» Problem:
Retype the part of the rows that opens with the line containing "Text: N: N: [119, 92, 130, 105]" and closes with the line containing "Text: O⁻: O⁻: [92, 275, 108, 285]", keeping every line as it appears.

+++ Supplied data +++

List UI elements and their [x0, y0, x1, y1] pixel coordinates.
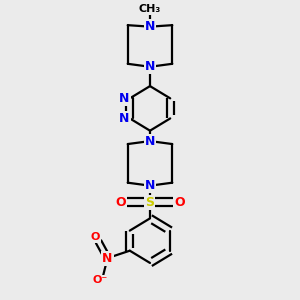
Text: N: N: [119, 92, 130, 105]
Text: CH₃: CH₃: [139, 4, 161, 14]
Text: S: S: [146, 196, 154, 208]
Text: N: N: [145, 135, 155, 148]
Text: N: N: [145, 179, 155, 192]
Text: N: N: [102, 252, 113, 265]
Text: N: N: [145, 60, 155, 73]
Text: O: O: [115, 196, 126, 208]
Text: O⁻: O⁻: [92, 275, 108, 285]
Text: O: O: [174, 196, 185, 208]
Text: N: N: [119, 112, 130, 125]
Text: O: O: [91, 232, 100, 242]
Text: N: N: [145, 20, 155, 33]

+++

» Correct result:
Text: N: N: [119, 92, 130, 105]
Text: CH₃: CH₃: [139, 4, 161, 14]
Text: S: S: [146, 196, 154, 208]
Text: N: N: [145, 135, 155, 148]
Text: N: N: [145, 179, 155, 192]
Text: N: N: [102, 252, 113, 265]
Text: N: N: [145, 60, 155, 73]
Text: O: O: [115, 196, 126, 208]
Text: O⁻: O⁻: [92, 275, 108, 285]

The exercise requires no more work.